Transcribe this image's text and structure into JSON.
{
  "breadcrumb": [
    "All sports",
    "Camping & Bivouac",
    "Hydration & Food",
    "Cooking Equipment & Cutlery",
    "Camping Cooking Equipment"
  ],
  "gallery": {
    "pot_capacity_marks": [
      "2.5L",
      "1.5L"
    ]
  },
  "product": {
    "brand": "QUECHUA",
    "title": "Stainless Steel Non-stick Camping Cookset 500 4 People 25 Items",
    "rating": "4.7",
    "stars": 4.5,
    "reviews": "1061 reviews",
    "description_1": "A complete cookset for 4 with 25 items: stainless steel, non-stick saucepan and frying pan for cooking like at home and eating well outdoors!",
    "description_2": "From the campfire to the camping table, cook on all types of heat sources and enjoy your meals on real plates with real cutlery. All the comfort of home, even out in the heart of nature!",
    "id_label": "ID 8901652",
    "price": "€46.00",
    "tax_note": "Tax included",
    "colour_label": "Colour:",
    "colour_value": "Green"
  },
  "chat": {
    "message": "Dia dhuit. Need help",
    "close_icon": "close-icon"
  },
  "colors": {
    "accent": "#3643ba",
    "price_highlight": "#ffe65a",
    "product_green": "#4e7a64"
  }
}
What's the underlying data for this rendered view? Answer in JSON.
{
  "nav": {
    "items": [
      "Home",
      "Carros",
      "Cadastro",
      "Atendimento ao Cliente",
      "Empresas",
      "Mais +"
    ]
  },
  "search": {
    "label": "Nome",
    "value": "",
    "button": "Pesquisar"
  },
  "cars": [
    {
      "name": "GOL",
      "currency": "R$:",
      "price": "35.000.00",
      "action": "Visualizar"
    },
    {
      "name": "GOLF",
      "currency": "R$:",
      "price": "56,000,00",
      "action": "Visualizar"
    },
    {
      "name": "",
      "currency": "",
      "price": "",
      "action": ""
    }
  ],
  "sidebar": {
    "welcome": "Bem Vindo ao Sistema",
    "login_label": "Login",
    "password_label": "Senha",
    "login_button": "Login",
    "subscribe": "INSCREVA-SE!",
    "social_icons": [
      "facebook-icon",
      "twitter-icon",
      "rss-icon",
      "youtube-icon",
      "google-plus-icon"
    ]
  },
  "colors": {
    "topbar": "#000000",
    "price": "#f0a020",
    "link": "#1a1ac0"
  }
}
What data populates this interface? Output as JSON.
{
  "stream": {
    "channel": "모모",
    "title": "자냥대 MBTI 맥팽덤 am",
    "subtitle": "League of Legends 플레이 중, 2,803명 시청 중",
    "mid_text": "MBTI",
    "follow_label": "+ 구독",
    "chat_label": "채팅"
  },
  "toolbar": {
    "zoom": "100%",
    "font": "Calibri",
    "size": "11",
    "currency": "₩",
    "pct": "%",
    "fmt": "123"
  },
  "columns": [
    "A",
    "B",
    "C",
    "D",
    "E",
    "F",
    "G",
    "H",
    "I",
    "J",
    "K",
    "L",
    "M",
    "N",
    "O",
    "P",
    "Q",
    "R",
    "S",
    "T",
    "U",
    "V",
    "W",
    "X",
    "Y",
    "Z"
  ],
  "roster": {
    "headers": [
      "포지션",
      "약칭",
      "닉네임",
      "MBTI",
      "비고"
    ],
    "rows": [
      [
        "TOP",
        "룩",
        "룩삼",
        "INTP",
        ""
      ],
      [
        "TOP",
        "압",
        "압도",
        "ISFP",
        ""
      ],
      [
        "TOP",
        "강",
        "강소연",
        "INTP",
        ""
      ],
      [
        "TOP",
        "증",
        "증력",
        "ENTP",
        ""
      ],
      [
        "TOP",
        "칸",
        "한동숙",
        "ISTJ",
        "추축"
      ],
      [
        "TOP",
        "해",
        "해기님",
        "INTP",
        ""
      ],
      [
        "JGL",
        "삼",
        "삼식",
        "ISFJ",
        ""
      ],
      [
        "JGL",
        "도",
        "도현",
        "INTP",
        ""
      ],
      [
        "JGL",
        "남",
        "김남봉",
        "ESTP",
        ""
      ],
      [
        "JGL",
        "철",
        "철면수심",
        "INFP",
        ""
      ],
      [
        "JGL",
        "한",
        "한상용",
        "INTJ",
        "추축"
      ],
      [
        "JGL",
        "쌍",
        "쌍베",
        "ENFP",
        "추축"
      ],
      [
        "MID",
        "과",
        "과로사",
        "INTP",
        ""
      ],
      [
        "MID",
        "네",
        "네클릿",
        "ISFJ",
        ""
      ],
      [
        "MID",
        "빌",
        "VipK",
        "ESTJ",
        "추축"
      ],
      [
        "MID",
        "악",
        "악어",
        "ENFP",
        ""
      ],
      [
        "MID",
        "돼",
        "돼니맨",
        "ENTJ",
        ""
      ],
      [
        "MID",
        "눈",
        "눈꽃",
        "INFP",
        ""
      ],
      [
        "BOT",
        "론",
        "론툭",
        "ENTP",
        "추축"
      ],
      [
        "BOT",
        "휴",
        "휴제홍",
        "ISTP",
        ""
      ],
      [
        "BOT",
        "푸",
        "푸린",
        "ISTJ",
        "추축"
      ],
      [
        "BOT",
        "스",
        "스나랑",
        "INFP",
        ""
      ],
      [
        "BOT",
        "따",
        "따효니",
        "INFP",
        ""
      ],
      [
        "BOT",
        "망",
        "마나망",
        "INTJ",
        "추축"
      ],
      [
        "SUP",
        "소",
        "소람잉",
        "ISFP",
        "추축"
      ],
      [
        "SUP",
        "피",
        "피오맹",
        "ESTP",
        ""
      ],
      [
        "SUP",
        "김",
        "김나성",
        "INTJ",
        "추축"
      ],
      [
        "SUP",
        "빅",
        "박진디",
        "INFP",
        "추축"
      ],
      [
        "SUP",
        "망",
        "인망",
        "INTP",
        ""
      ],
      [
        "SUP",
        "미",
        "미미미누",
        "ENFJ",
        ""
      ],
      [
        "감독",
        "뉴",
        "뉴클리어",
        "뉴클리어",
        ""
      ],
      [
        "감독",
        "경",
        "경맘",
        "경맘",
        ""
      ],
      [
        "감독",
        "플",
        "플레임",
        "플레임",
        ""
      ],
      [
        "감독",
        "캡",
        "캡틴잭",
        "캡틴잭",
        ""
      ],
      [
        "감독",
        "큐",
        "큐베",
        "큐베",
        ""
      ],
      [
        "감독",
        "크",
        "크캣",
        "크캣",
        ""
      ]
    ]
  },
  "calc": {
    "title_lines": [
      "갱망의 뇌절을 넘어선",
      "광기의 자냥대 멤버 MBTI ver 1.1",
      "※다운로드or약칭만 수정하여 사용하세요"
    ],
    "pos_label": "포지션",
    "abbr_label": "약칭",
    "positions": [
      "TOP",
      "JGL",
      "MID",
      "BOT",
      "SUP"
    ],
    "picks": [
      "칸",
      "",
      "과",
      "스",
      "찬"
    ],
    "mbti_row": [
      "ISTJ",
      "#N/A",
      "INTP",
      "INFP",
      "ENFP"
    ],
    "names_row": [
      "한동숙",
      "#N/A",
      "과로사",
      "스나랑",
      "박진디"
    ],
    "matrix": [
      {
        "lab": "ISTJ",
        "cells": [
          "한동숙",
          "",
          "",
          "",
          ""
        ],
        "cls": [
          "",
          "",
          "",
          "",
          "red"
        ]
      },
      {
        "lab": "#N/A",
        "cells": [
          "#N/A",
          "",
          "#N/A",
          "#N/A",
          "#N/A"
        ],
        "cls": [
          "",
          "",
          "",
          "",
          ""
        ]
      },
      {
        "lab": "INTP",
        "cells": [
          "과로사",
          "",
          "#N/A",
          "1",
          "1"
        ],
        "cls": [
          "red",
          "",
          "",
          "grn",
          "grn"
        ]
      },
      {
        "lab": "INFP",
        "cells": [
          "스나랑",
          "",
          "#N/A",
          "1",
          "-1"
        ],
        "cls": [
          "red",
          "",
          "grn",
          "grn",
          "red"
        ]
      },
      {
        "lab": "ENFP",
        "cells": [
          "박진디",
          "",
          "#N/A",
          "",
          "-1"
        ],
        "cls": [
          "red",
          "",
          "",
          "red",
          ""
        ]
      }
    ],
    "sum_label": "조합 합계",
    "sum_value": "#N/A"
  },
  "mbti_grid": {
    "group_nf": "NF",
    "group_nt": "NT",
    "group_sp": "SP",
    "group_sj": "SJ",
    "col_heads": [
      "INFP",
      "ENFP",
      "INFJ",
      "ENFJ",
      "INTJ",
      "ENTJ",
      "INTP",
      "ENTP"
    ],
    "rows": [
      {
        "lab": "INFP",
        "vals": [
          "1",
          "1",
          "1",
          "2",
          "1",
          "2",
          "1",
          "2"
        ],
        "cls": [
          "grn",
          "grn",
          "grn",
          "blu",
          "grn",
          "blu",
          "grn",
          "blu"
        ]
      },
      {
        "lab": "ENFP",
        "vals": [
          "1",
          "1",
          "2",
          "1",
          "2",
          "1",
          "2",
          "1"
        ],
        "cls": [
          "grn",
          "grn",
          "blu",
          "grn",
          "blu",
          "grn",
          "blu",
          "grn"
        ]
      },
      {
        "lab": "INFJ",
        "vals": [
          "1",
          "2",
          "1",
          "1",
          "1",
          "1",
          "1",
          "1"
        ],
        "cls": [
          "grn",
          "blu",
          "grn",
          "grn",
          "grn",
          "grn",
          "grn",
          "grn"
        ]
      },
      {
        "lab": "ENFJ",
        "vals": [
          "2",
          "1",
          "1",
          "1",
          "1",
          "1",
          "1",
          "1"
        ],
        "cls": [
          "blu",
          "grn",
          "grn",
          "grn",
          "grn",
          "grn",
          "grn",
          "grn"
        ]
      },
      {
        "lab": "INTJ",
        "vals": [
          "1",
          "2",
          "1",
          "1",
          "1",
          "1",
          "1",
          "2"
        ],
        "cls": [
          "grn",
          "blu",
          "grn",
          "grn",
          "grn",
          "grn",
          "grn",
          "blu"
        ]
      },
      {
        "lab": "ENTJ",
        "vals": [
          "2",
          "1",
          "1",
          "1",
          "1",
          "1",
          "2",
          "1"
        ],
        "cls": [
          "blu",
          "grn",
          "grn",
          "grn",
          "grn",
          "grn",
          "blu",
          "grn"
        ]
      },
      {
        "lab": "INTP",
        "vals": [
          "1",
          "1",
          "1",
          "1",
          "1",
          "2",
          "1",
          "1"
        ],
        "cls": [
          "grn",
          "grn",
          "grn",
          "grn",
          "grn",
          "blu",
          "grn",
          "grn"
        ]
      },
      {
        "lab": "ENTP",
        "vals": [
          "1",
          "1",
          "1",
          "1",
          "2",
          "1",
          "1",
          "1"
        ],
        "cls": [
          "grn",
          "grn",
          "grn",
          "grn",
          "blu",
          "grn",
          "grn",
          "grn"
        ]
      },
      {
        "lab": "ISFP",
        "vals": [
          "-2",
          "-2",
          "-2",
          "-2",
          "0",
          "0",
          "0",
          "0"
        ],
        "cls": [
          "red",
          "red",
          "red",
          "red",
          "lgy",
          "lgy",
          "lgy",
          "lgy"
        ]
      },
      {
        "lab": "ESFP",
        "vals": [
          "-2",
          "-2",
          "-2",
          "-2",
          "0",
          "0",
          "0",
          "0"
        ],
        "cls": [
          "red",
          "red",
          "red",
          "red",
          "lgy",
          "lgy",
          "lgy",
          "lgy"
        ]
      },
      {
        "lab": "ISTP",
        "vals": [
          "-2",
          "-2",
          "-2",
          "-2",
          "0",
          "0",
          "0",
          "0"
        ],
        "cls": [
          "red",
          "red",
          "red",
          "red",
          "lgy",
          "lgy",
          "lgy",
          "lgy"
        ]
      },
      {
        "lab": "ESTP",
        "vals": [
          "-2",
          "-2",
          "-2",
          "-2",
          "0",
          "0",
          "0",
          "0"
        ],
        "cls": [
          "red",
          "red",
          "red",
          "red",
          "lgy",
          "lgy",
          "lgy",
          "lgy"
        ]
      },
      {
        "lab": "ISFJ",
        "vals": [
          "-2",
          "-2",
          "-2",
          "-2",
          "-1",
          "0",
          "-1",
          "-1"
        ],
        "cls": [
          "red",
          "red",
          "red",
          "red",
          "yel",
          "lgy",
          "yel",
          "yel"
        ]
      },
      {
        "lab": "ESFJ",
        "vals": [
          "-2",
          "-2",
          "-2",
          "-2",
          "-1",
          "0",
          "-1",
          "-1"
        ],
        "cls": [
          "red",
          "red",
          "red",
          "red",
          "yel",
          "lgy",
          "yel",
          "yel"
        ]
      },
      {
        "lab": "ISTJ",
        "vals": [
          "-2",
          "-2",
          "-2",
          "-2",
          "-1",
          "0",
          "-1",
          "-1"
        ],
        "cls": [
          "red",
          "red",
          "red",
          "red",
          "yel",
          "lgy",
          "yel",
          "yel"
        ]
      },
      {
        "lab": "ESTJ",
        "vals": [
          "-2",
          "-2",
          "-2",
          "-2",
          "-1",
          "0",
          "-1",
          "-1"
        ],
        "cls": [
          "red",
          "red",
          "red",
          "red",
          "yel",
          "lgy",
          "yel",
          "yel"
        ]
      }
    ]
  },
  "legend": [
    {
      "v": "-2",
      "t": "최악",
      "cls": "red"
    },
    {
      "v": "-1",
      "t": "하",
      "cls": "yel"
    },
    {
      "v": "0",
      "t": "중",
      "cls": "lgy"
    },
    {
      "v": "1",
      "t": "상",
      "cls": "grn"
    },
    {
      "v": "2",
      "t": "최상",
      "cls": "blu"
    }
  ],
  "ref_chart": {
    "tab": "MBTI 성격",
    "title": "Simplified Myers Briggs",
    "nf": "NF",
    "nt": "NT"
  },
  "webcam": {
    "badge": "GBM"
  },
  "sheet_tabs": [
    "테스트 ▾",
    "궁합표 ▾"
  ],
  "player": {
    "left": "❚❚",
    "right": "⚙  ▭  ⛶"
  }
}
○ ○ ○ ○
◆ Stated goal:
Find the word "JSON" and list each line it appears in.

◆ Solution to this exercise:
Transcribe this image's text and structure into JSON.
What's the underlying data for this rendered view? Answer in JSON.
What data populates this interface? Output as JSON.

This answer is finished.